** Short task **
Review the lines that follow and copy each one that contains the word "analysts".

+ + + +

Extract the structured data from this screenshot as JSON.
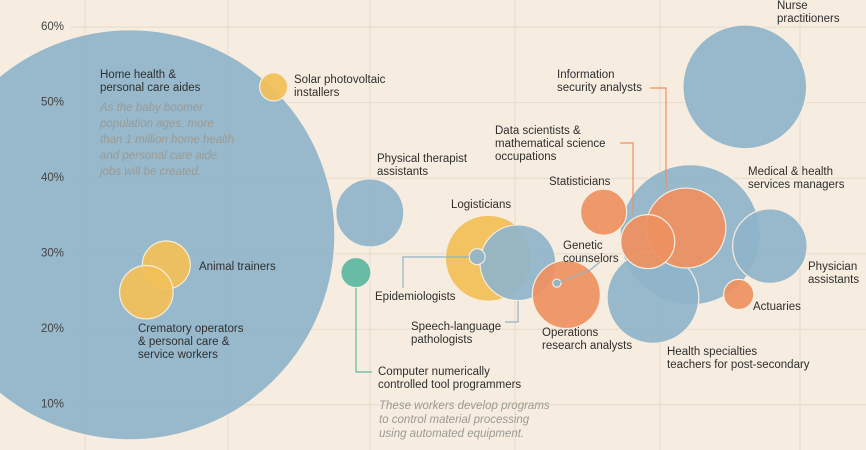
{
  "chart_data": {
    "type": "bubble",
    "ylim": [
      4,
      63.6
    ],
    "yticks": [
      {
        "value": 10,
        "label": "10%"
      },
      {
        "value": 20,
        "label": "20%"
      },
      {
        "value": 30,
        "label": "30%"
      },
      {
        "value": 40,
        "label": "40%"
      },
      {
        "value": 50,
        "label": "50%"
      },
      {
        "value": 60,
        "label": "60%"
      }
    ],
    "xlim": [
      0,
      100
    ],
    "grid": true,
    "labels": [
      [
        "Home health &",
        "personal care aides"
      ],
      [
        "Nurse",
        "practitioners"
      ],
      [
        "Medical & health",
        "services managers"
      ],
      [
        "Health specialties",
        "teachers for post-secondary"
      ],
      [
        "Physician",
        "assistants"
      ],
      [
        "Physical therapist",
        "assistants"
      ],
      [
        "Solar photovoltaic",
        "installers"
      ],
      [
        "Animal trainers"
      ],
      [
        "Crematory operators",
        "& personal care &",
        "service workers"
      ],
      [
        "Computer numerically",
        "controlled tool programmers"
      ],
      [
        "Logisticians"
      ],
      [
        "Speech-language",
        "pathologists"
      ],
      [
        "Epidemiologists"
      ],
      [
        "Operations",
        "research analysts"
      ],
      [
        "Genetic",
        "counselors"
      ],
      [
        "Statisticians"
      ],
      [
        "Information",
        "security analysts"
      ],
      [
        "Data scientists &",
        "mathematical science",
        "occupations"
      ],
      [
        "Actuaries"
      ]
    ],
    "x": [
      15.0,
      86.0,
      79.7,
      75.4,
      88.9,
      42.7,
      31.6,
      19.2,
      16.9,
      41.1,
      56.4,
      59.8,
      55.1,
      65.4,
      64.3,
      69.7,
      79.2,
      74.8,
      85.3
    ],
    "values": [
      32.5,
      52.1,
      32.5,
      24.2,
      31.0,
      35.4,
      52.1,
      28.5,
      24.9,
      27.5,
      29.4,
      28.8,
      29.6,
      24.6,
      26.1,
      35.5,
      33.4,
      31.6,
      24.6
    ],
    "sizes": [
      1000,
      91,
      117,
      50,
      33,
      27.5,
      4.7,
      13.7,
      17,
      5.4,
      44,
      34,
      1.5,
      27.5,
      0.4,
      12.6,
      38,
      17.3,
      5.4
    ],
    "colors": [
      "#8fb5c9",
      "#8fb5c9",
      "#8fb5c9",
      "#8fb5c9",
      "#8fb5c9",
      "#8fb5c9",
      "#f2bf57",
      "#f2bf57",
      "#f2bf57",
      "#5db8a1",
      "#f2bf57",
      "#8fb5c9",
      "#8fb5c9",
      "#ee9160",
      "#8fb5c9",
      "#ee9160",
      "#ee9160",
      "#ee9160",
      "#ee9160"
    ],
    "annotations": [
      [
        "As the baby boomer",
        "population ages, more",
        "than 1 million home health",
        "and personal care aide",
        "jobs will be created."
      ],
      [
        "These workers develop programs",
        "to control material processing",
        "using automated equipment."
      ]
    ]
  }
}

+ + + +

** Result of the task **
        "research analysts"
        "security analysts"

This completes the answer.